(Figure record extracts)

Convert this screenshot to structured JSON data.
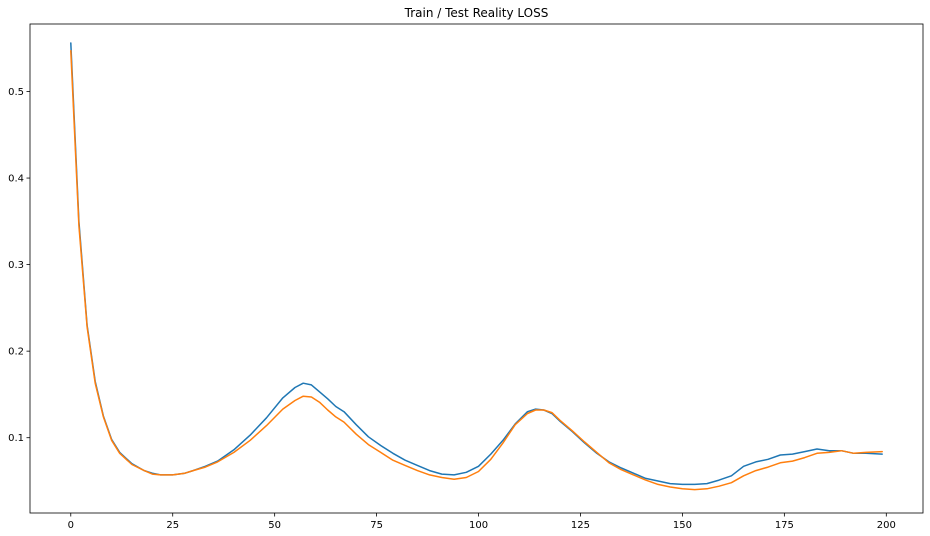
{
  "chart_data": {
    "type": "line",
    "title": "Train / Test Reality LOSS",
    "xlabel": "",
    "ylabel": "",
    "xlim": [
      -10,
      209
    ],
    "ylim": [
      0.013,
      0.578
    ],
    "xticks": [
      0,
      25,
      50,
      75,
      100,
      125,
      150,
      175,
      200
    ],
    "yticks": [
      0.1,
      0.2,
      0.3,
      0.4,
      0.5
    ],
    "grid": false,
    "legend": "none",
    "series": [
      {
        "color": "#1f77b4",
        "x": [
          0,
          2,
          4,
          6,
          8,
          10,
          12,
          15,
          18,
          20,
          22,
          25,
          28,
          30,
          33,
          36,
          40,
          44,
          48,
          52,
          55,
          57,
          59,
          61,
          63,
          65,
          67,
          70,
          73,
          76,
          79,
          82,
          85,
          88,
          91,
          94,
          97,
          100,
          103,
          106,
          109,
          112,
          114,
          116,
          118,
          120,
          123,
          126,
          129,
          132,
          135,
          138,
          141,
          144,
          147,
          150,
          153,
          156,
          159,
          162,
          165,
          168,
          171,
          174,
          177,
          180,
          183,
          186,
          189,
          192,
          195,
          199
        ],
        "y": [
          0.556,
          0.35,
          0.23,
          0.165,
          0.125,
          0.098,
          0.083,
          0.07,
          0.062,
          0.059,
          0.057,
          0.057,
          0.059,
          0.062,
          0.067,
          0.073,
          0.086,
          0.103,
          0.123,
          0.146,
          0.158,
          0.163,
          0.161,
          0.153,
          0.145,
          0.136,
          0.13,
          0.115,
          0.101,
          0.091,
          0.082,
          0.074,
          0.068,
          0.062,
          0.058,
          0.057,
          0.06,
          0.067,
          0.081,
          0.097,
          0.116,
          0.13,
          0.133,
          0.132,
          0.128,
          0.119,
          0.107,
          0.094,
          0.082,
          0.072,
          0.065,
          0.059,
          0.053,
          0.05,
          0.047,
          0.046,
          0.046,
          0.047,
          0.051,
          0.056,
          0.067,
          0.072,
          0.075,
          0.08,
          0.081,
          0.084,
          0.087,
          0.085,
          0.085,
          0.082,
          0.082,
          0.081
        ]
      },
      {
        "color": "#ff7f0e",
        "x": [
          0,
          2,
          4,
          6,
          8,
          10,
          12,
          15,
          18,
          20,
          22,
          25,
          28,
          30,
          33,
          36,
          40,
          44,
          48,
          52,
          55,
          57,
          59,
          61,
          63,
          65,
          67,
          70,
          73,
          76,
          79,
          82,
          85,
          88,
          91,
          94,
          97,
          100,
          103,
          106,
          109,
          112,
          114,
          116,
          118,
          120,
          123,
          126,
          129,
          132,
          135,
          138,
          141,
          144,
          147,
          150,
          153,
          156,
          159,
          162,
          165,
          168,
          171,
          174,
          177,
          180,
          183,
          186,
          189,
          192,
          195,
          199
        ],
        "y": [
          0.547,
          0.345,
          0.228,
          0.163,
          0.124,
          0.097,
          0.082,
          0.069,
          0.062,
          0.058,
          0.057,
          0.057,
          0.059,
          0.062,
          0.066,
          0.072,
          0.083,
          0.097,
          0.114,
          0.133,
          0.143,
          0.148,
          0.147,
          0.141,
          0.132,
          0.124,
          0.118,
          0.104,
          0.092,
          0.083,
          0.074,
          0.068,
          0.062,
          0.057,
          0.054,
          0.052,
          0.054,
          0.061,
          0.075,
          0.094,
          0.115,
          0.128,
          0.132,
          0.132,
          0.129,
          0.12,
          0.108,
          0.095,
          0.083,
          0.071,
          0.063,
          0.057,
          0.051,
          0.046,
          0.043,
          0.041,
          0.04,
          0.041,
          0.044,
          0.048,
          0.056,
          0.062,
          0.066,
          0.071,
          0.073,
          0.077,
          0.082,
          0.083,
          0.085,
          0.082,
          0.083,
          0.084
        ]
      }
    ]
  }
}
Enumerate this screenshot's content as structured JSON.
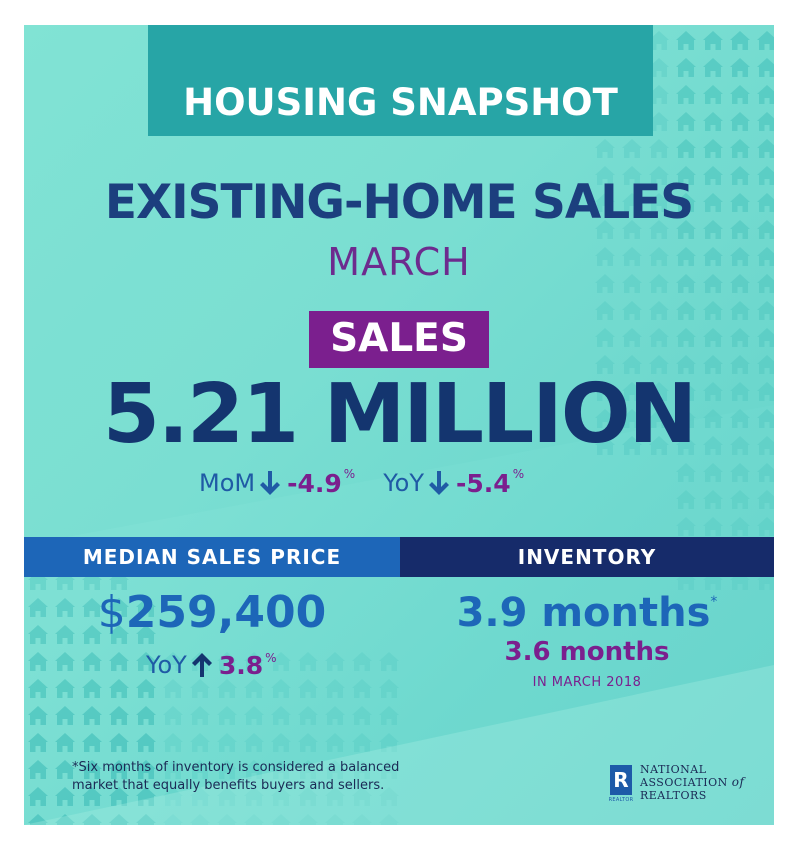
{
  "banner": {
    "title": "HOUSING SNAPSHOT"
  },
  "headline": {
    "title": "EXISTING-HOME SALES",
    "month": "MARCH"
  },
  "sales": {
    "label": "SALES",
    "value": "5.21 MILLION",
    "mom_label": "MoM",
    "mom_value": "-4.9",
    "yoy_label": "YoY",
    "yoy_value": "-5.4",
    "percent_sign": "%"
  },
  "median_price": {
    "header": "MEDIAN SALES PRICE",
    "currency": "$",
    "value": "259,400",
    "yoy_label": "YoY",
    "yoy_value": "3.8",
    "percent_sign": "%"
  },
  "inventory": {
    "header": "INVENTORY",
    "current": "3.9 months",
    "asterisk": "*",
    "previous": "3.6 months",
    "previous_note": "IN MARCH 2018"
  },
  "footnote": {
    "line1": "*Six months of inventory is considered a balanced",
    "line2": "market that equally benefits buyers and sellers."
  },
  "logo": {
    "mark": "R",
    "mark_caption": "REALTOR",
    "line1": "NATIONAL",
    "line2_a": "ASSOCIATION",
    "line2_b": "of",
    "line3": "REALTORS"
  },
  "colors": {
    "background": "#7ee0d4",
    "banner": "#27a5a6",
    "navy": "#14356f",
    "purple": "#7b1f8e",
    "blue": "#1d66b8",
    "dark_navy": "#162b6a"
  },
  "icons": [
    "house-pattern-icon",
    "arrow-down-icon",
    "arrow-up-icon",
    "realtor-r-icon"
  ]
}
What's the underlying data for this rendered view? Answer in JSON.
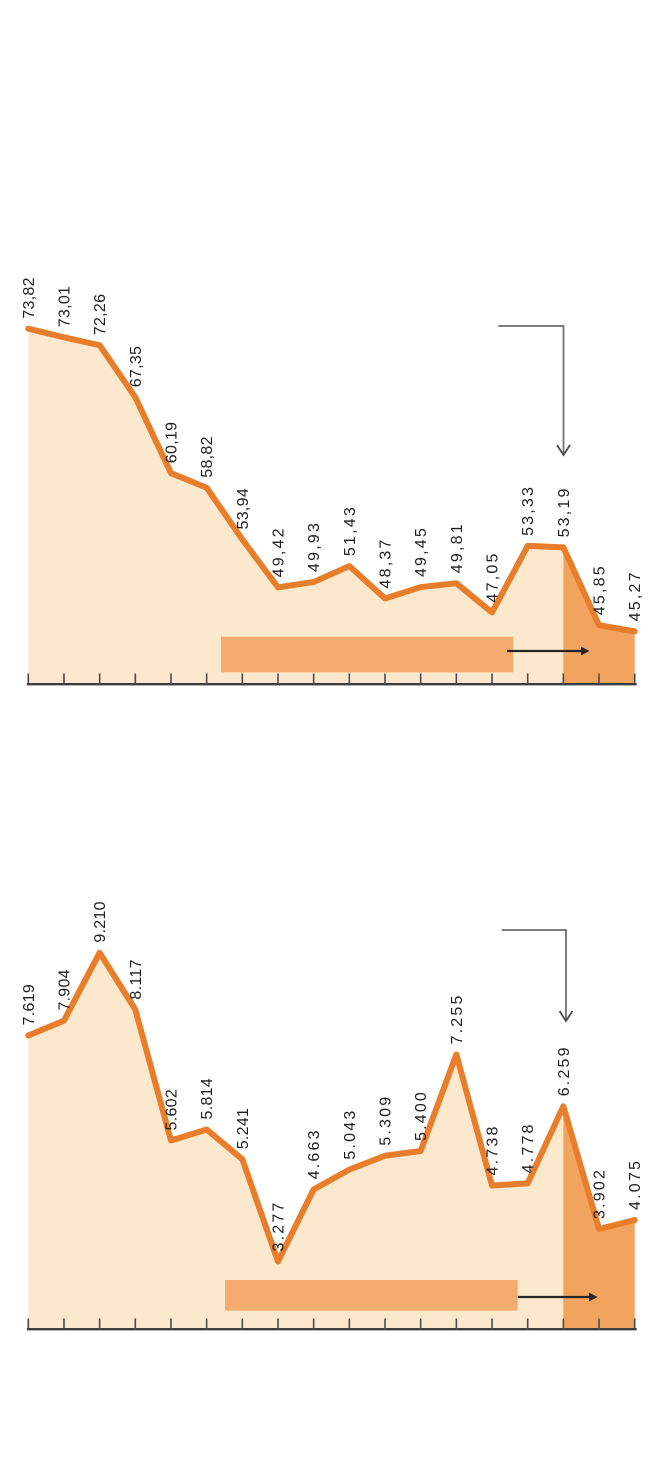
{
  "page_background": "#ffffff",
  "chart_data": [
    {
      "id": "top-chart",
      "type": "area",
      "title": "",
      "labels": [
        "73,82",
        "73,01",
        "72,26",
        "67,35",
        "60,19",
        "58,82",
        "53,94",
        "49,42",
        "49,93",
        "51,43",
        "48,37",
        "49,45",
        "49,81",
        "47,05",
        "53,33",
        "53,19",
        "45,85",
        "45,27"
      ],
      "values": [
        73.82,
        73.01,
        72.26,
        67.35,
        60.19,
        58.82,
        53.94,
        49.42,
        49.93,
        51.43,
        48.37,
        49.45,
        49.81,
        47.05,
        53.33,
        53.19,
        45.85,
        45.27
      ],
      "ylim": [
        40.4,
        74.5
      ],
      "x_axis": "unlabeled category axis, 18 ticks, one per data point",
      "grid": false,
      "legend": false,
      "highlight_from_index": 15,
      "colors": {
        "line": "#e87d2b",
        "area": "#fce9cd",
        "highlight": "#f2a45f",
        "bar": "#f5ab6d",
        "label": "#1f1f1f",
        "axis": "#3d3d3d",
        "tick": "#4a4a4a",
        "elbow_arrow": "#7c7c7c",
        "shift_arrow": "#262626"
      }
    },
    {
      "id": "bottom-chart",
      "type": "area",
      "title": "",
      "labels": [
        "7.619",
        "7.904",
        "9.210",
        "8.117",
        "5.602",
        "5.814",
        "5.241",
        "3.277",
        "4.663",
        "5.043",
        "5.309",
        "5.400",
        "7.255",
        "4.738",
        "4.778",
        "6.259",
        "3.902",
        "4.075"
      ],
      "values": [
        7619,
        7904,
        9210,
        8117,
        5602,
        5814,
        5241,
        3277,
        4663,
        5043,
        5309,
        5400,
        7255,
        4738,
        4778,
        6259,
        3902,
        4075
      ],
      "ylim": [
        2000,
        9300
      ],
      "x_axis": "unlabeled category axis, 18 ticks, one per data point",
      "grid": false,
      "legend": false,
      "highlight_from_index": 15,
      "colors": {
        "line": "#e87d2b",
        "area": "#fce9cd",
        "highlight": "#f2a45f",
        "bar": "#f5ab6d",
        "label": "#1f1f1f",
        "axis": "#3d3d3d",
        "tick": "#4a4a4a",
        "elbow_arrow": "#7c7c7c",
        "shift_arrow": "#262626"
      }
    }
  ]
}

Exercise -
For each line in the data above that contains the string "structured", extract the line.

Exercise result -
Convert this screenshot to structured JSON data.
Enumerate this screenshot's content as structured JSON.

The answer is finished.